======== Information given ========
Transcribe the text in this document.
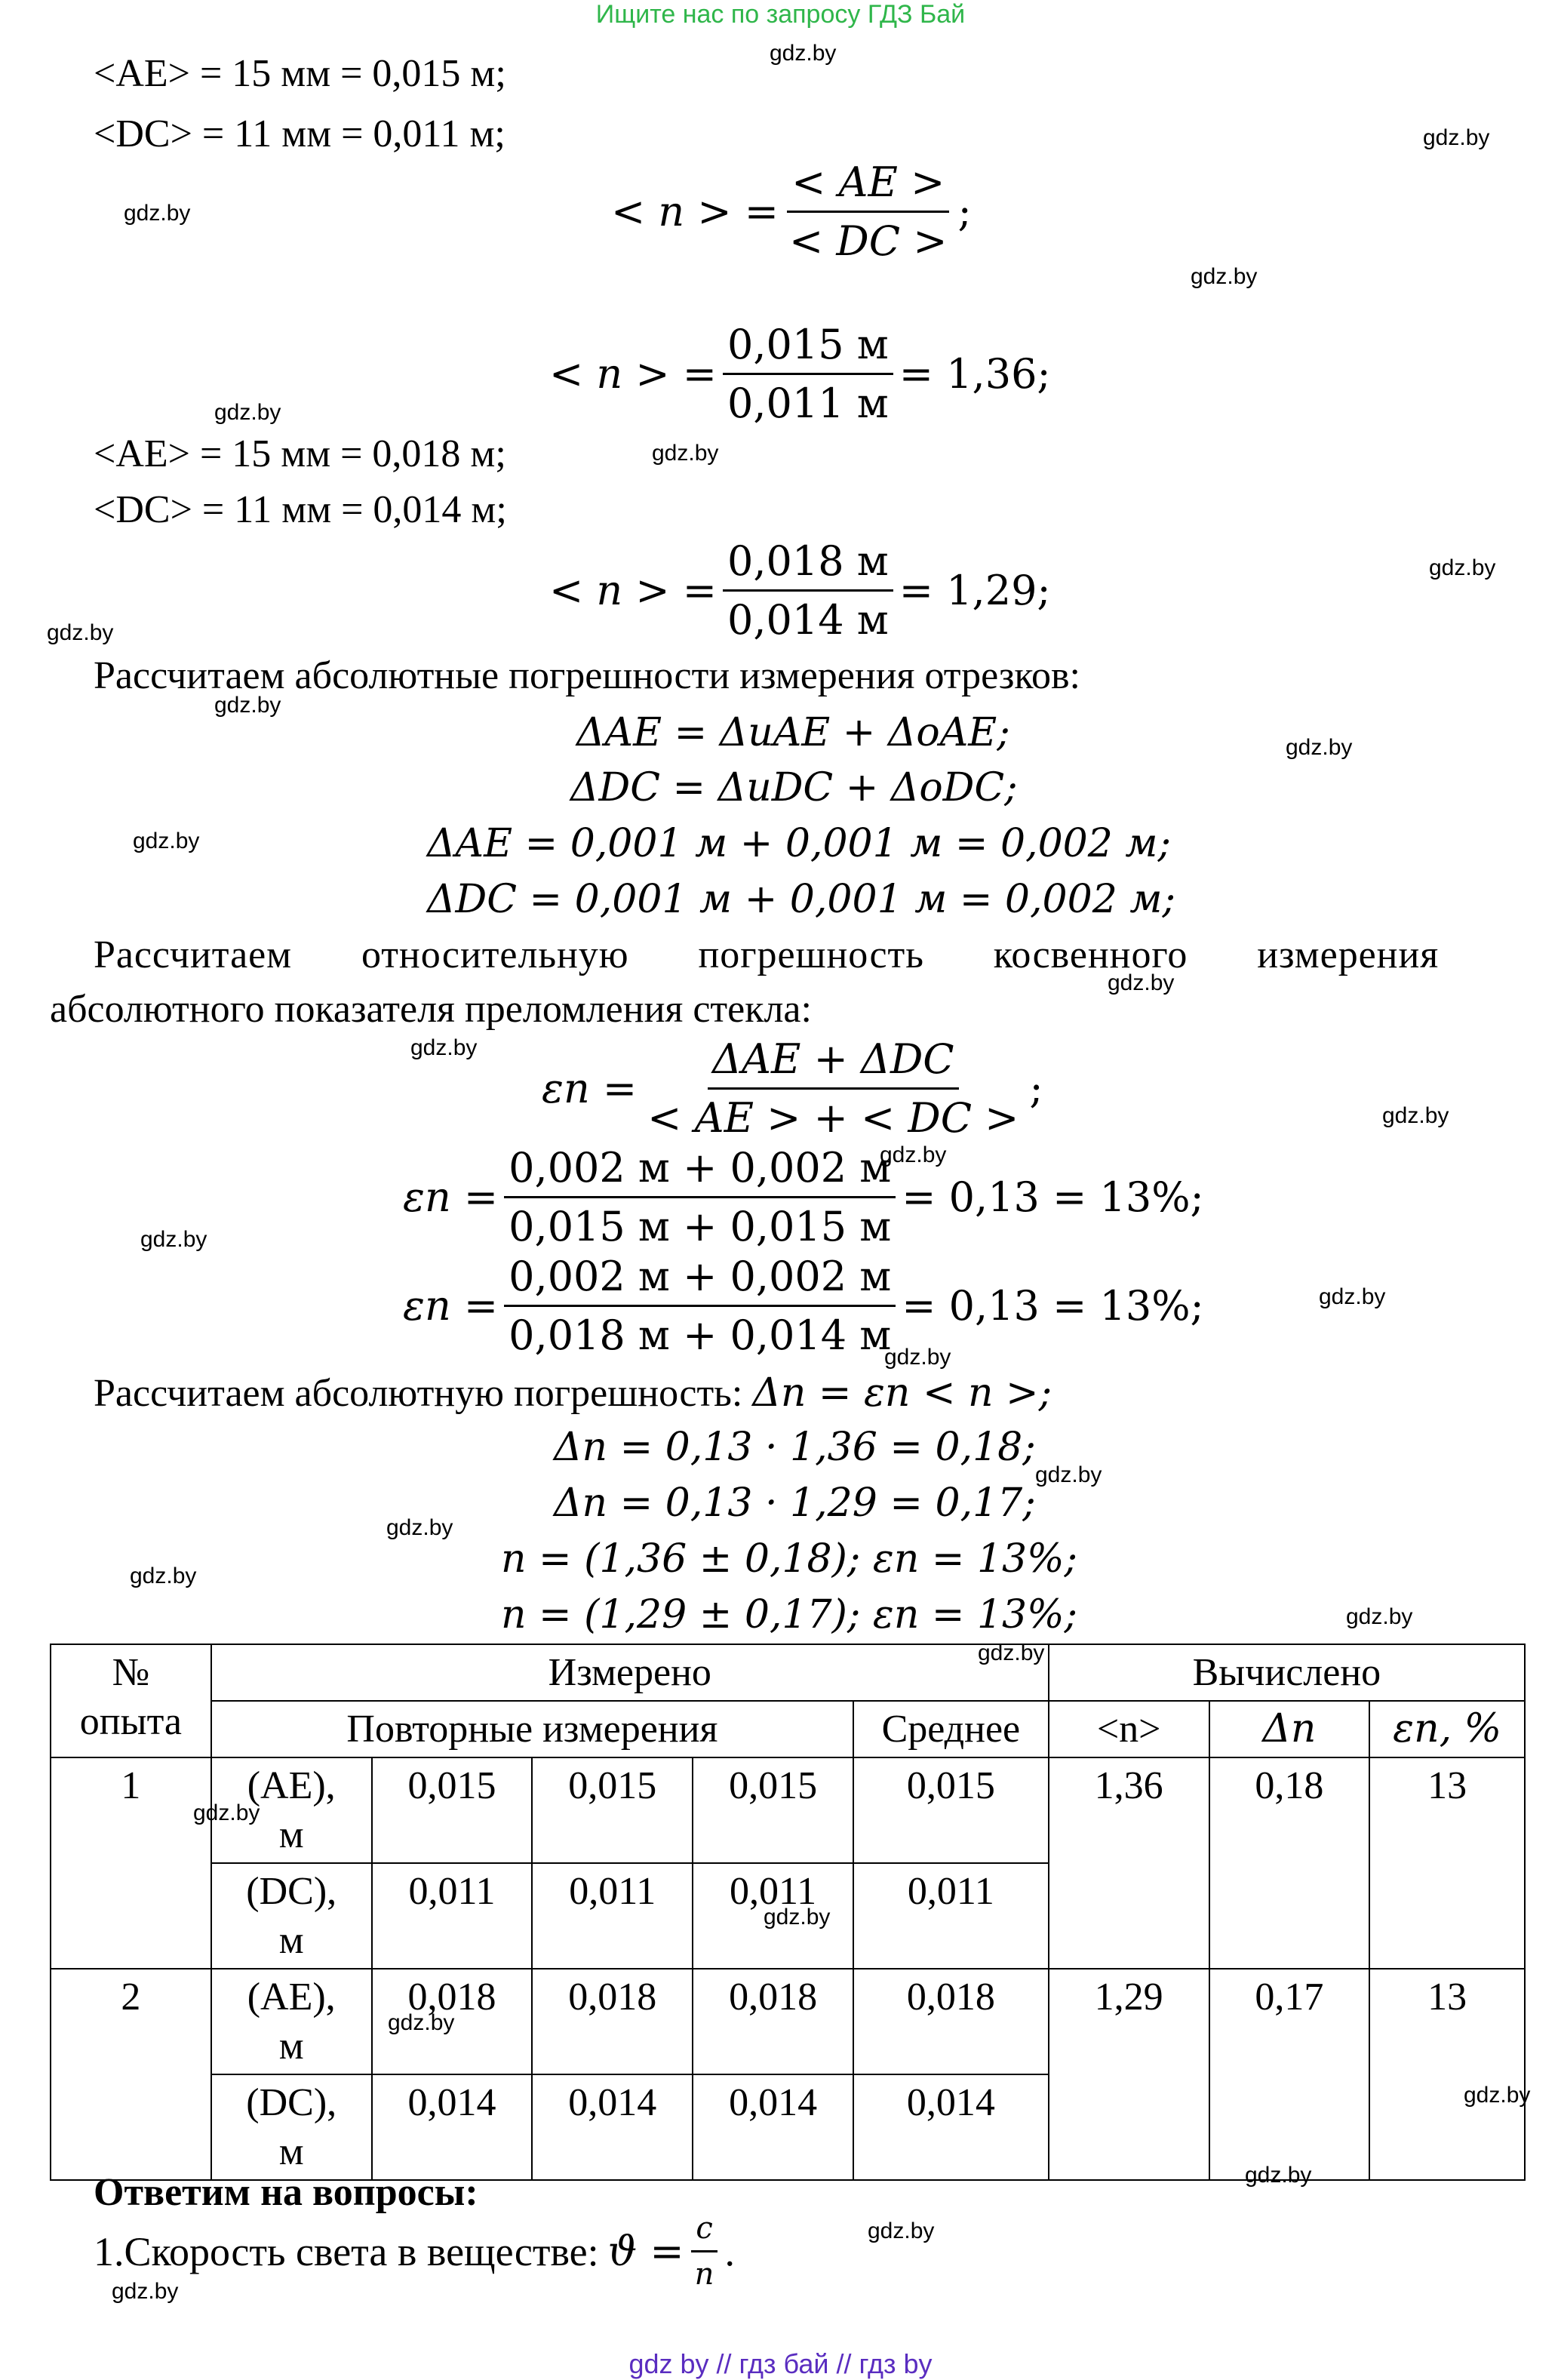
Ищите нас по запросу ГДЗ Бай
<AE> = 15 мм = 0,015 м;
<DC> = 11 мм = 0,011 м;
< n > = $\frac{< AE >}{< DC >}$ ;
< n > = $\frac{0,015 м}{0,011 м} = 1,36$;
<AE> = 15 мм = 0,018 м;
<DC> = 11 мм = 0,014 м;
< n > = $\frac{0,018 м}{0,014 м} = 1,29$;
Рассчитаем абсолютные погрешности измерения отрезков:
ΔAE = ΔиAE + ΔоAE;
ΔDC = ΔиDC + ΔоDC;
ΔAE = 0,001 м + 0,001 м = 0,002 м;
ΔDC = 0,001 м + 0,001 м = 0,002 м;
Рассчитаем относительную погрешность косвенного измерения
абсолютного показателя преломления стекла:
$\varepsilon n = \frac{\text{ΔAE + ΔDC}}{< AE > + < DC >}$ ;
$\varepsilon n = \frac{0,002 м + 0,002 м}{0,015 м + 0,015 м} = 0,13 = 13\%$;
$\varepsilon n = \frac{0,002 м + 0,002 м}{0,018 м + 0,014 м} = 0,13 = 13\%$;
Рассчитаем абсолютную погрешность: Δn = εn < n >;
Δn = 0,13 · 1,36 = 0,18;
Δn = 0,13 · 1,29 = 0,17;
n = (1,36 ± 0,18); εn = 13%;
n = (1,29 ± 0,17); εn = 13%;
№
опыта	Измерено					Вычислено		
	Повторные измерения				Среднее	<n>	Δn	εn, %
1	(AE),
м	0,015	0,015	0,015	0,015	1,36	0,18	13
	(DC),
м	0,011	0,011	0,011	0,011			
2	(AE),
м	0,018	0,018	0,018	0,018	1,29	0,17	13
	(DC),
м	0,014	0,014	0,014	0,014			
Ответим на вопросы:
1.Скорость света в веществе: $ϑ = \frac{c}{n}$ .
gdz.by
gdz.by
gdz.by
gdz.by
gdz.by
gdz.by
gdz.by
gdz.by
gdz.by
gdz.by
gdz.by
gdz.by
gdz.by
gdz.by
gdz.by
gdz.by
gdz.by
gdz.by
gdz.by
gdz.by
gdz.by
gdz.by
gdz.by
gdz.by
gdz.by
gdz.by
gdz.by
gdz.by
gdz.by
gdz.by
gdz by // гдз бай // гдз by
========
======== Information given ========
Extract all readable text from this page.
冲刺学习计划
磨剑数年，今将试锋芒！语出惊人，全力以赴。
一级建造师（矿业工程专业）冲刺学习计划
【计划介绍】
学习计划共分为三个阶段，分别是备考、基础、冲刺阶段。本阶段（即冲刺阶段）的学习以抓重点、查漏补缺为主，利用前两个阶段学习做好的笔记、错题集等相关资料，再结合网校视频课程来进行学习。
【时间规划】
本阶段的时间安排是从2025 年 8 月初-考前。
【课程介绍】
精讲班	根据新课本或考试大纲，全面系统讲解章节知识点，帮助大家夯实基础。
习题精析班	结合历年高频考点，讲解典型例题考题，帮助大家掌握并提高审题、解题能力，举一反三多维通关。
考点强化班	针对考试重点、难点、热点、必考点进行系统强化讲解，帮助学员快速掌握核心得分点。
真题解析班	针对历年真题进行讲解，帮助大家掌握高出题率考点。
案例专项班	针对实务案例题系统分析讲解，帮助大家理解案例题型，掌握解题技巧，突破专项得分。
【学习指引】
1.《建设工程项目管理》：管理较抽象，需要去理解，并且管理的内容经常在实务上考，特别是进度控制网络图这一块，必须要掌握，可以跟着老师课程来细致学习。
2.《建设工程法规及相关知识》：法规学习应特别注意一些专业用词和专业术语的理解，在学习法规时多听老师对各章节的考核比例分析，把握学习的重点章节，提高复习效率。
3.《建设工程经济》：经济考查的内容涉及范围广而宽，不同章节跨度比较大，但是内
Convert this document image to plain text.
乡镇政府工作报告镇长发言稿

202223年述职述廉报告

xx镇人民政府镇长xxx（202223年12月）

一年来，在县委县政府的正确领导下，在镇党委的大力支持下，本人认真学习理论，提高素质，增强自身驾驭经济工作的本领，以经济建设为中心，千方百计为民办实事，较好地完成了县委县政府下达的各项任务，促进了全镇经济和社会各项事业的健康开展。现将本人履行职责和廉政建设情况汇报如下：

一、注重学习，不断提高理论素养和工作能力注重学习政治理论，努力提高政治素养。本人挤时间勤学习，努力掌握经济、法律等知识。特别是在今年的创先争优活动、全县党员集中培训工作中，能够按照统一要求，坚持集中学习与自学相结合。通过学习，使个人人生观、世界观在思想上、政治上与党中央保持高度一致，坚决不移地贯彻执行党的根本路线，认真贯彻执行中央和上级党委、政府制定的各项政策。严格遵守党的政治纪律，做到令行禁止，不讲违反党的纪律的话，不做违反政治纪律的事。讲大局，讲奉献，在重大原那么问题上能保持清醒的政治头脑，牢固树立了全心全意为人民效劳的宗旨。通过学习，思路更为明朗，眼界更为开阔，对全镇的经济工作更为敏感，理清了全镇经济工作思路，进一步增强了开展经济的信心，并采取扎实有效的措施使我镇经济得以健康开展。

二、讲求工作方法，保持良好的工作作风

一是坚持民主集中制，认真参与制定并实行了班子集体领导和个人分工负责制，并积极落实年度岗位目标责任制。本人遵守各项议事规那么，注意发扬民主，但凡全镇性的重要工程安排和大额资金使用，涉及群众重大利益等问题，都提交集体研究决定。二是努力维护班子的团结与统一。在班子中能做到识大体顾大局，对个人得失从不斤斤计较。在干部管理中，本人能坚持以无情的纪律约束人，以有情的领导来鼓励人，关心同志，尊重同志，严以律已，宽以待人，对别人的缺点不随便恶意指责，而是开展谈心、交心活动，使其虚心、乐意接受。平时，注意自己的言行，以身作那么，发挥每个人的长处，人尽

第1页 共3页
========
Lines that hold the word "text" are the ones to return, every one of them.

■ Response to the exercise ■
Transcribe the text in this document.
$\varepsilon n = \frac{\text{ΔAE + ΔDC}}{< AE > + < DC >}$ ;
Extract all readable text from this page.
Convert this document image to plain text.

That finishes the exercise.